(Stored data)
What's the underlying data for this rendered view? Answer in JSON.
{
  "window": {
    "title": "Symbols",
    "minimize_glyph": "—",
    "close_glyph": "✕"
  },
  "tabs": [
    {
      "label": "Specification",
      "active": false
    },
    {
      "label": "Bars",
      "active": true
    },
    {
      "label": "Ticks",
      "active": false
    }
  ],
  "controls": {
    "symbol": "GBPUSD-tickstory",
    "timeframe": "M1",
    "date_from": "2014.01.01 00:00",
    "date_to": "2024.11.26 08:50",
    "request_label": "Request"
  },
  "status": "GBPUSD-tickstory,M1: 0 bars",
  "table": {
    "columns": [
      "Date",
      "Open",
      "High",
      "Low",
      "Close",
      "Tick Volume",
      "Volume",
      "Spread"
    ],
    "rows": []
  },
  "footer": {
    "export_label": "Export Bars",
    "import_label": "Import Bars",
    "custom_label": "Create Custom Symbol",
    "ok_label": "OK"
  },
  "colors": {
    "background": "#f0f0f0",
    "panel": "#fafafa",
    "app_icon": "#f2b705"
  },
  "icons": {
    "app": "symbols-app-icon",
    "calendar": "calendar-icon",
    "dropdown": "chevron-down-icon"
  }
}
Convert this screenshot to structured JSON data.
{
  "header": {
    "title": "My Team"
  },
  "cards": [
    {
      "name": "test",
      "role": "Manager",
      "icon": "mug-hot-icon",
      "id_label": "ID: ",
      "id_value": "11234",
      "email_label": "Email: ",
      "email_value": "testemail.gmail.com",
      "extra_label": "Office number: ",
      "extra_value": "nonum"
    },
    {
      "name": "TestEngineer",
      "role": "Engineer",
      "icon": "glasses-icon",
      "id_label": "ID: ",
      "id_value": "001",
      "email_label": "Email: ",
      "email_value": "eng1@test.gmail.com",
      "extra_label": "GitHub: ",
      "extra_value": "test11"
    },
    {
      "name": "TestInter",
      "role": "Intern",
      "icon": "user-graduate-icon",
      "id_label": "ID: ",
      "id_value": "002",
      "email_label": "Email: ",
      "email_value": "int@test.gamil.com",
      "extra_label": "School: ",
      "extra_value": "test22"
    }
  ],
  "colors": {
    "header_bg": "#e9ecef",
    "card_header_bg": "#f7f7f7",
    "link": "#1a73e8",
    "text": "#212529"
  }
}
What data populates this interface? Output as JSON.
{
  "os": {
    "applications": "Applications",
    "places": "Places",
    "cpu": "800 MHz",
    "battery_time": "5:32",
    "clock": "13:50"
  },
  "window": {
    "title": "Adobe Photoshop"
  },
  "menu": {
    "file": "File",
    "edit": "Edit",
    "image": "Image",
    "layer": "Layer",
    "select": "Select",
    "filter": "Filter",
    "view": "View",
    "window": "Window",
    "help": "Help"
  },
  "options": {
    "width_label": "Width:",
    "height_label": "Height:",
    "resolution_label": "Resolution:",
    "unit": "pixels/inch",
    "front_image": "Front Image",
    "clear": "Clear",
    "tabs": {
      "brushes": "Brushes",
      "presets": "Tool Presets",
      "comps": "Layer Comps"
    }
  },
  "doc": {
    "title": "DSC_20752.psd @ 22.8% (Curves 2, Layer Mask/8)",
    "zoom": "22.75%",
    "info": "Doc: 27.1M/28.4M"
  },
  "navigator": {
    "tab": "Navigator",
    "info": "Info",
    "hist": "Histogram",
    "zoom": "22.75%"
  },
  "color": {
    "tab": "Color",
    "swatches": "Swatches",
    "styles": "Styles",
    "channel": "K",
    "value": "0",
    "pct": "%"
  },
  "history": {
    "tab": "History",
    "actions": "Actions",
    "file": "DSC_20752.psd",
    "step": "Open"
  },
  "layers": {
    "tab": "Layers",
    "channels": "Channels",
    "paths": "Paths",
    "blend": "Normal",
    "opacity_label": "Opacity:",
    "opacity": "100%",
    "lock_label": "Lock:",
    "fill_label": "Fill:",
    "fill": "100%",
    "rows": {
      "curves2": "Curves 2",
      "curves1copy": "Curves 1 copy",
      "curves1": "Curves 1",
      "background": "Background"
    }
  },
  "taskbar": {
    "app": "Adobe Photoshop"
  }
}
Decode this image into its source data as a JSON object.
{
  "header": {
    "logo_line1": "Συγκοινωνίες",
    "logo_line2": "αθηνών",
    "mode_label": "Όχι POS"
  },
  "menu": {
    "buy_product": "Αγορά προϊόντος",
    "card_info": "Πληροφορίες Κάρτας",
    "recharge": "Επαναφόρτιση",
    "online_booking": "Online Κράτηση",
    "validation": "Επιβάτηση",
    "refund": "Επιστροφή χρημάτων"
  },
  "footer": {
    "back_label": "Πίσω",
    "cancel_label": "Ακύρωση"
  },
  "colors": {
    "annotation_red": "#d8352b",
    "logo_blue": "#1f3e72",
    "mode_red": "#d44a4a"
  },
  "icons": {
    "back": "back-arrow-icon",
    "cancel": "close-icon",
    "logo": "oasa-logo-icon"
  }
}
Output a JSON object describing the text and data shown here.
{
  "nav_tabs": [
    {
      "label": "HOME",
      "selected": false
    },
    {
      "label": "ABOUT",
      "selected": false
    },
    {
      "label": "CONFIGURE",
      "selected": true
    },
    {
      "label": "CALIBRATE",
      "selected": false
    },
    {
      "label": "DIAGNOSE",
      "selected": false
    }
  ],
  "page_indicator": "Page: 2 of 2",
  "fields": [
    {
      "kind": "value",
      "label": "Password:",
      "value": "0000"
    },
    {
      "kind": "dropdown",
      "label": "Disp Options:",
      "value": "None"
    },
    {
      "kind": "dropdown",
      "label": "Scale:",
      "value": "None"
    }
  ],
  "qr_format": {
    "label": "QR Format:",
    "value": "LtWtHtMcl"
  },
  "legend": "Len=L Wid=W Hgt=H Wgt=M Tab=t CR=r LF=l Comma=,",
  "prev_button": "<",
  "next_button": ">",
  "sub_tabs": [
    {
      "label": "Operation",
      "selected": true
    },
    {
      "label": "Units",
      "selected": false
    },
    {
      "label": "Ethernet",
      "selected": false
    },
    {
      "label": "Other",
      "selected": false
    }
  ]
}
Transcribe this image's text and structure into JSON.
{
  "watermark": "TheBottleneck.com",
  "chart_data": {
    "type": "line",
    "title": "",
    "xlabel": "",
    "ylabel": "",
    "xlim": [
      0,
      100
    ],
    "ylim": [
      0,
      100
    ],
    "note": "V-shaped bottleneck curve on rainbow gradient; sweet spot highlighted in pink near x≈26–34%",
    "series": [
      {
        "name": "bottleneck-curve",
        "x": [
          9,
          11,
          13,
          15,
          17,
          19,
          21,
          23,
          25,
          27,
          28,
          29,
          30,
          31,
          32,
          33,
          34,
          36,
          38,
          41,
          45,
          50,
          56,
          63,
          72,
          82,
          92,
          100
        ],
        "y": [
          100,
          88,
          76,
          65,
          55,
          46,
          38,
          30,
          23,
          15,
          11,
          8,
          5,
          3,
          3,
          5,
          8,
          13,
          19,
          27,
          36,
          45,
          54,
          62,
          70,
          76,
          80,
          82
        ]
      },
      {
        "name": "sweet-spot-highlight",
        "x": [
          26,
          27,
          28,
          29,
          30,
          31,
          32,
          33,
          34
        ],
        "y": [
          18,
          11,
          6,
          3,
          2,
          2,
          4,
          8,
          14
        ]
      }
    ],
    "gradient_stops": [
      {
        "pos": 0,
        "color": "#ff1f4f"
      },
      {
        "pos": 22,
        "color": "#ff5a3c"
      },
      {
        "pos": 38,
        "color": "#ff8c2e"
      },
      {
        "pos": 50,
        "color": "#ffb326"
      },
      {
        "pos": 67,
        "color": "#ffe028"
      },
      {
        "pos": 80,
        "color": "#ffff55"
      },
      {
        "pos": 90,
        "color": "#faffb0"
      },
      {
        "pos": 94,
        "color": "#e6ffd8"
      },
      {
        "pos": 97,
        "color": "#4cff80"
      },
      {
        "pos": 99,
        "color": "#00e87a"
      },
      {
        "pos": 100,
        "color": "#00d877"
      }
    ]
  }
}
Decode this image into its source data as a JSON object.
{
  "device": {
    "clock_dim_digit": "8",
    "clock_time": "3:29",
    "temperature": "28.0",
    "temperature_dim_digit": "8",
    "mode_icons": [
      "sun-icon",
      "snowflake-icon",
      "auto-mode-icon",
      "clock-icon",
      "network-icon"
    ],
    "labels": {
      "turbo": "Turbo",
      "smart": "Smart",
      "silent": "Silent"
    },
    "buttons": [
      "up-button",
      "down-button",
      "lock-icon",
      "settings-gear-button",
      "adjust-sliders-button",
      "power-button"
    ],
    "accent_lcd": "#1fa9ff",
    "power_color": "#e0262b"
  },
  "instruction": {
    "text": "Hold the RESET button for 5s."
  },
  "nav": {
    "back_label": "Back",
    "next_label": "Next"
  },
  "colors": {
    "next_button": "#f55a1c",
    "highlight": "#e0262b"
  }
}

Instructions to follow - From the listing above, collect every line that mentions the word "gmail".

Written reply -
      "email_value": "testemail.gmail.com",
      "email_value": "eng1@test.gmail.com",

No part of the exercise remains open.